(Excerpt):
Skip to content

1038lab/ComfyUI-QwenTTS

Repository files navigation

ComfyUI-QwenTTS

ComfyUI custom nodes for Qwen3‑TTS (12Hz): CustomVoice, VoiceDesign, and VoiceClone — with practical defaults for stability and speed on CUDA / Apple Silicon (MPS) / CPU.

If this repo saves you time, please ⭐ it — it helps more ComfyUI users discover a working Qwen3‑TTS setup.

ComfyUI-QwenTTS_V1.1.0


Update (v1.1.4)

What’s New (v1.1.0)

  • Voice Clone supports reusable VOICE inputs from the Voices Library.
  • New Tools: Create Voice, Load Voice, Whisper STT, and Voice Instruct presets (EN + CN). create_your_voice
  • Advanced nodes expose attention selection: auto / sage_attn / flash_attn / sdpa / eager.
  • README includes extra_model_paths.yaml guidance for custom model locations.

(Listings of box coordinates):
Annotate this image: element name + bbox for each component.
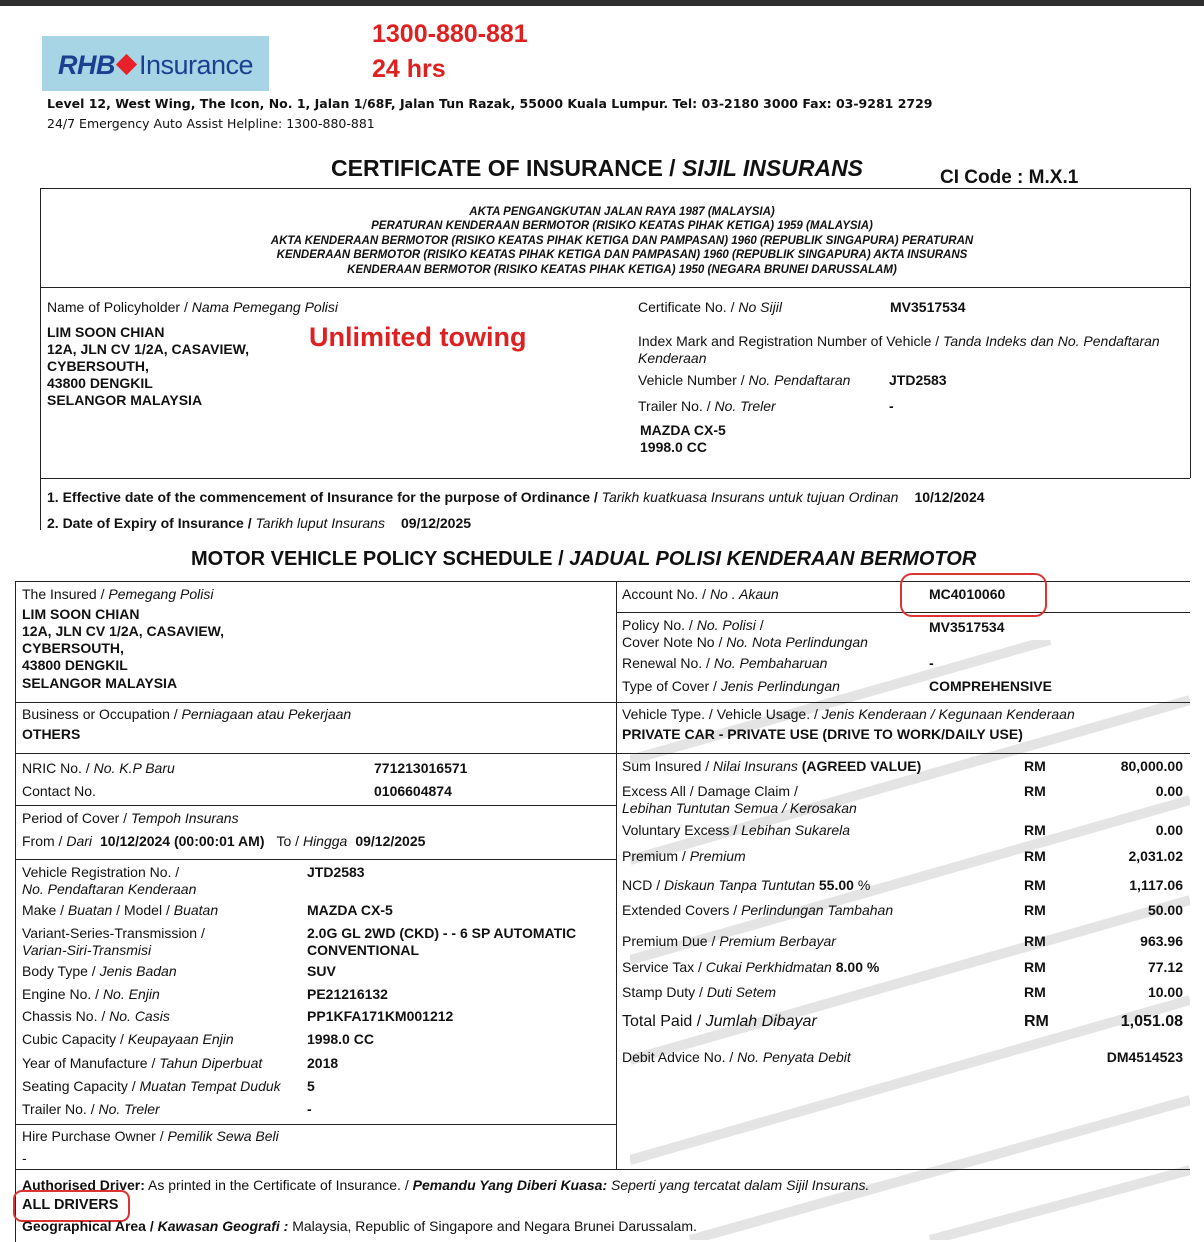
hire-purchase-value: - xyxy=(22,1150,27,1166)
voluntary-excess-label: Voluntary Excess / Lebihan Sukarela xyxy=(622,822,851,838)
currency-label: RM xyxy=(1024,758,1046,774)
currency-label: RM xyxy=(1024,822,1046,838)
stamp-duty-value: 10.00 xyxy=(1147,984,1183,1000)
cubic-capacity-value: 1998.0 CC xyxy=(307,1031,374,1047)
total-paid-value: 1,051.08 xyxy=(1120,1013,1183,1030)
ncd-value: 1,117.06 xyxy=(1129,877,1183,893)
certificate-no-label: Certificate No. / No Sijil xyxy=(638,299,782,315)
policyholder-address-line: 43800 DENGKIL xyxy=(47,375,153,391)
seating-capacity-value: 5 xyxy=(307,1078,315,1094)
certificate-no-value: MV3517534 xyxy=(890,299,966,315)
insured-address-line: SELANGOR MALAYSIA xyxy=(22,675,178,691)
business-value: OTHERS xyxy=(22,726,81,742)
vehicle-cc: 1998.0 CC xyxy=(640,439,707,455)
premium-due-label: Premium Due / Premium Berbayar xyxy=(622,933,836,949)
cubic-capacity-label: Cubic Capacity / Keupayaan Enjin xyxy=(22,1031,234,1047)
chassis-no-value: PP1KFA171KM001212 xyxy=(307,1008,454,1024)
trailer-value: - xyxy=(307,1101,312,1117)
certificate-title: CERTIFICATE OF INSURANCE / SIJIL INSURANS xyxy=(331,155,864,181)
account-highlight-circle xyxy=(900,573,1047,617)
index-mark-label-cont: Kenderaan xyxy=(638,350,707,366)
sched-mid xyxy=(616,581,617,1169)
stamp-duty-label: Stamp Duty / Duti Setem xyxy=(622,984,777,1000)
voluntary-excess-value: 0.00 xyxy=(1155,822,1183,838)
insured-name: LIM SOON CHIAN xyxy=(22,606,140,622)
premium-label: Premium / Premium xyxy=(622,848,746,864)
vehicle-reg-label-my: No. Pendaftaran Kenderaan xyxy=(22,881,197,897)
account-no-label: Account No. / No . Akaun xyxy=(622,586,779,602)
variant-value: 2.0G GL 2WD (CKD) - - 6 SP AUTOMATIC xyxy=(307,925,577,941)
geographical-area-row: Geographical Area / Kawasan Geografi : Malaysia, Republic of Singapore and Negara Brunei Darussalam. xyxy=(22,1218,697,1234)
hire-purchase-label: Hire Purchase Owner / Pemilik Sewa Beli xyxy=(22,1128,279,1144)
variant-value-cont: CONVENTIONAL xyxy=(307,942,419,958)
service-tax-label: Service Tax / Cukai Perkhidmatan 8.00 % xyxy=(622,959,880,975)
total-paid-label: Total Paid / Jumlah Dibayar xyxy=(622,1013,817,1030)
company-address: Level 12, West Wing, The Icon, No. 1, Jalan 1/68F, Jalan Tun Razak, 55000 Kuala Lumpur. Tel: 03-2180 3000 Fax: 03-9281 2729 xyxy=(47,96,933,111)
hotline-number: 1300-880-881 xyxy=(372,20,528,48)
cover-type-value: COMPREHENSIVE xyxy=(929,678,1052,694)
renewal-no-label: Renewal No. / No. Pembaharuan xyxy=(622,655,828,671)
extended-covers-value: 50.00 xyxy=(1147,902,1183,918)
nric-label: NRIC No. / No. K.P Baru xyxy=(22,760,175,776)
engine-no-value: PE21216132 xyxy=(307,986,388,1002)
currency-label: RM xyxy=(1024,877,1046,893)
acts-block: AKTA PENGANGKUTAN JALAN RAYA 1987 (MALAYSIA) PERATURAN KENDERAAN BERMOTOR (RISIKO KEATAS PIHAK KETIGA) 1959 (MALAYSIA) AKTA KENDERAAN BERMOTOR (RISIKO KEATAS PIHAK KETIGA DAN PAMPASAN) 1960 (REPUBLIK SINGAPURA) PERATURAN KENDERAAN BERMOTOR (RISIKO KEATAS PIHAK KETIGA DAN PAMPASAN) 1960 (REPUBLIK SINGAPURA) AKTA INSURANS KENDERAAN BERMOTOR (RISIKO KEATAS PIHAK KETIGA) 1950 (NEGARA BRUNEI DARUSSALAM) xyxy=(270,206,974,276)
cert-box-top xyxy=(40,188,1190,189)
sched-left xyxy=(15,581,16,1242)
currency-label: RM xyxy=(1024,848,1046,864)
currency-label: RM xyxy=(1024,959,1046,975)
ncd-label: NCD / Diskaun Tanpa Tuntutan 55.00 % xyxy=(622,877,871,893)
sum-insured-label: Sum Insured / Nilai Insurans (AGREED VALUE) xyxy=(622,758,922,774)
period-from-to: From / Dari 10/12/2024 (00:00:01 AM) To / Hingga 09/12/2025 xyxy=(22,833,426,849)
vehicle-reg-value: JTD2583 xyxy=(307,864,365,880)
index-mark-label: Index Mark and Registration Number of Vehicle / Tanda Indeks dan No. Pendaftaran xyxy=(638,333,1160,349)
policyholder-address-line: 12A, JLN CV 1/2A, CASAVIEW, xyxy=(47,341,250,357)
contact-label: Contact No. xyxy=(22,783,96,799)
vehicle-model: MAZDA CX-5 xyxy=(640,422,726,438)
sched-line xyxy=(15,1169,1190,1170)
policy-no-label: Policy No. / No. Polisi / xyxy=(622,617,764,633)
trailer-no-label: Trailer No. / No. Treler xyxy=(638,398,776,414)
effective-date-row: 1. Effective date of the commencement of Insurance for the purpose of Ordinance / Tarikh kuatkuasa Insurans untuk tujuan Ordinan 10/12/2024 xyxy=(47,489,985,505)
insured-address-line: CYBERSOUTH, xyxy=(22,640,124,656)
make-model-value: MAZDA CX-5 xyxy=(307,902,393,918)
schedule-title: MOTOR VEHICLE POLICY SCHEDULE / JADUAL POLISI KENDERAAN BERMOTOR xyxy=(191,548,977,570)
seating-capacity-label: Seating Capacity / Muatan Tempat Duduk xyxy=(22,1078,281,1094)
variant-label-my: Varian-Siri-Transmisi xyxy=(22,942,152,958)
cover-type-label: Type of Cover / Jenis Perlindungan xyxy=(622,678,840,694)
vehicle-number-value: JTD2583 xyxy=(889,372,947,388)
cert-divider-1 xyxy=(40,287,1190,288)
premium-value: 2,031.02 xyxy=(1128,848,1183,864)
period-label: Period of Cover / Tempoh Insurans xyxy=(22,810,239,826)
assist-helpline: 24/7 Emergency Auto Assist Helpline: 1300-880-881 xyxy=(47,116,375,131)
ci-code: CI Code : M.X.1 xyxy=(940,167,1079,188)
renewal-no-value: - xyxy=(929,655,934,671)
expiry-date-row: 2. Date of Expiry of Insurance / Tarikh luput Insurans 09/12/2025 xyxy=(47,515,472,531)
cert-divider-2 xyxy=(40,478,1190,479)
sched-line xyxy=(15,702,1190,703)
insured-label: The Insured / Pemegang Polisi xyxy=(22,586,214,602)
variant-label: Variant-Series-Transmission / xyxy=(22,925,205,941)
towing-annotation: Unlimited towing xyxy=(309,322,527,352)
hotline-hours: 24 hrs xyxy=(372,55,446,83)
policy-no-value: MV3517534 xyxy=(929,619,1005,635)
sum-insured-value: 80,000.00 xyxy=(1120,758,1183,774)
body-type-value: SUV xyxy=(307,963,336,979)
rhb-insurance-logo: RHB Insurance xyxy=(42,36,269,91)
year-manufacture-value: 2018 xyxy=(307,1055,339,1071)
authorised-driver-row: Authorised Driver: As printed in the Certificate of Insurance. / Pemandu Yang Diberi Kuasa: Seperti yang tercatat dalam Sijil Insurans. xyxy=(22,1177,870,1193)
vehicle-type-label: Vehicle Type. / Vehicle Usage. / Jenis Kenderaan / Kegunaan Kenderaan xyxy=(622,706,1075,722)
premium-due-value: 963.96 xyxy=(1140,933,1183,949)
cert-box-right xyxy=(1190,188,1191,478)
contact-value: 0106604874 xyxy=(374,783,452,799)
business-label: Business or Occupation / Perniagaan atau Pekerjaan xyxy=(22,706,352,722)
trailer-no-value: - xyxy=(889,398,894,414)
service-tax-value: 77.12 xyxy=(1147,959,1183,975)
sched-line xyxy=(15,1124,616,1125)
trailer-label: Trailer No. / No. Treler xyxy=(22,1101,160,1117)
debit-advice-label: Debit Advice No. / No. Penyata Debit xyxy=(622,1049,851,1065)
nric-value: 771213016571 xyxy=(374,760,468,776)
body-type-label: Body Type / Jenis Badan xyxy=(22,963,177,979)
policyholder-address-line: SELANGOR MALAYSIA xyxy=(47,392,203,408)
engine-no-label: Engine No. / No. Enjin xyxy=(22,986,160,1002)
currency-label: RM xyxy=(1024,1013,1049,1030)
excess-label: Excess All / Damage Claim / xyxy=(622,783,798,799)
vehicle-type-value: PRIVATE CAR - PRIVATE USE (DRIVE TO WORK/DAILY USE) xyxy=(622,726,1023,742)
top-border xyxy=(0,0,1204,6)
currency-label: RM xyxy=(1024,933,1046,949)
currency-label: RM xyxy=(1024,984,1046,1000)
insured-address-line: 12A, JLN CV 1/2A, CASAVIEW, xyxy=(22,623,225,639)
policyholder-address-line: CYBERSOUTH, xyxy=(47,358,149,374)
sched-line xyxy=(15,805,616,806)
account-no-value: MC4010060 xyxy=(929,586,1006,602)
excess-value: 0.00 xyxy=(1155,783,1183,799)
make-model-label: Make / Buatan / Model / Buatan xyxy=(22,902,219,918)
vehicle-number-label: Vehicle Number / No. Pendaftaran xyxy=(638,372,851,388)
currency-label: RM xyxy=(1024,902,1046,918)
sched-line xyxy=(15,859,616,860)
all-drivers-value: ALL DRIVERS xyxy=(22,1197,119,1213)
policyholder-name: LIM SOON CHIAN xyxy=(47,324,165,340)
policyholder-label: Name of Policyholder / Nama Pemegang Polisi xyxy=(47,299,339,315)
debit-advice-value: DM4514523 xyxy=(1106,1049,1183,1065)
extended-covers-label: Extended Covers / Perlindungan Tambahan xyxy=(622,902,894,918)
chassis-no-label: Chassis No. / No. Casis xyxy=(22,1008,170,1024)
insured-address-line: 43800 DENGKIL xyxy=(22,657,128,673)
year-manufacture-label: Year of Manufacture / Tahun Diperbuat xyxy=(22,1055,263,1071)
diamond-icon xyxy=(116,54,137,75)
excess-label-my: Lebihan Tuntutan Semua / Kerosakan xyxy=(622,800,857,816)
cover-note-label: Cover Note No / No. Nota Perlindungan xyxy=(622,634,868,650)
currency-label: RM xyxy=(1024,783,1046,799)
sched-line xyxy=(15,753,1190,754)
vehicle-reg-label: Vehicle Registration No. / xyxy=(22,864,180,880)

(List of tasks):
1. Could you write out the lines of the records, starting at the line containing "hire-purchase-value: - xyxy=(22,1150,27,1166)" and ending at the line containing "account-no-label: Account No.", copying each one unchanged?
2. Can you carry the ComfyUI-QwenTTS repository page further, picking up right after its last line?

(Task-by-task outputs):
1.
hire-purchase-value: - xyxy=(22,1150,27,1166)
voluntary-excess-label: Voluntary Excess / Lebihan Sukarela xyxy=(622,822,851,838)
currency-label: RM xyxy=(1024,758,1046,774)
currency-label: RM xyxy=(1024,822,1046,838)
stamp-duty-value: 10.00 xyxy=(1147,984,1183,1000)
cubic-capacity-value: 1998.0 CC xyxy=(307,1031,374,1047)
total-paid-value: 1,051.08 xyxy=(1120,1013,1183,1030)
ncd-value: 1,117.06 xyxy=(1129,877,1183,893)
certificate-no-label: Certificate No. / No Sijil xyxy=(638,299,782,315)
policyholder-address-line: 43800 DENGKIL xyxy=(47,375,153,391)
seating-capacity-value: 5 xyxy=(307,1078,315,1094)
certificate-no-value: MV3517534 xyxy=(890,299,966,315)
insured-address-line: SELANGOR MALAYSIA xyxy=(22,675,178,691)
business-value: OTHERS xyxy=(22,726,81,742)
vehicle-cc: 1998.0 CC xyxy=(640,439,707,455)
premium-due-label: Premium Due / Premium Berbayar xyxy=(622,933,836,949)
cubic-capacity-label: Cubic Capacity / Keupayaan Enjin xyxy=(22,1031,234,1047)
chassis-no-value: PP1KFA171KM001212 xyxy=(307,1008,454,1024)
trailer-value: - xyxy=(307,1101,312,1117)
certificate-title: CERTIFICATE OF INSURANCE / SIJIL INSURANS xyxy=(331,155,864,181)
account-highlight-circle xyxy=(900,573,1047,617)
index-mark-label-cont: Kenderaan xyxy=(638,350,707,366)
sched-mid xyxy=(616,581,617,1169)
stamp-duty-label: Stamp Duty / Duti Setem xyxy=(622,984,777,1000)
voluntary-excess-value: 0.00 xyxy=(1155,822,1183,838)
insured-name: LIM SOON CHIAN xyxy=(22,606,140,622)
premium-label: Premium / Premium xyxy=(622,848,746,864)
vehicle-reg-label-my: No. Pendaftaran Kenderaan xyxy=(22,881,197,897)
account-no-label: Account No. / No . Akaun xyxy=(622,586,779,602)

2.
  • Audio Duration node rewritten: cleaner logic, seconds-based outputs, optional frame calculation.

More updated Details


Quickstart (3 minutes)

1) Install

Option A — ComfyUI‑Manager (recommended)

  • Open ComfyUI‑Manager → search ComfyUI‑QwenTTS → Install.

Option B — Git clone

cd ComfyUI/custom_nodes
git clone https://github.com/1038lab/ComfyUI-QwenTTS.git

2) Install requirements (important)

Use ComfyUI’s embedded python if you’re on Portable:

Windows Portable

cd <ComfyUI_root>
python_embeded\python.exe -m pip install -r ComfyUI\custom_nodes\ComfyUI-QwenTTS\requirements.txt --no-cache-dir

macOS/Linux (typical)

python3 -m pip install -r ComfyUI/custom_nodes/ComfyUI-QwenTTS/requirements.txt --no-cache-dir

3) Import workflow

  • Import: example_workflows/QwenTTS_sample_workflow.json
  • Run it once (first run is slower due to model download + warmup)

Features

  • Custom Voice (preset speakers): easy, high-quality TTS with 9 timbres.
  • Voice Design: create voices using a natural-language description.
  • Voice Clone: clone from reference audio + transcript, or reuse a saved VOICE.
  • Multi‑Device: auto select CUDA → MPS → CPU.
  • Local‑First models: prefer ComfyUI/models/TTS/Qwen3-TTS/.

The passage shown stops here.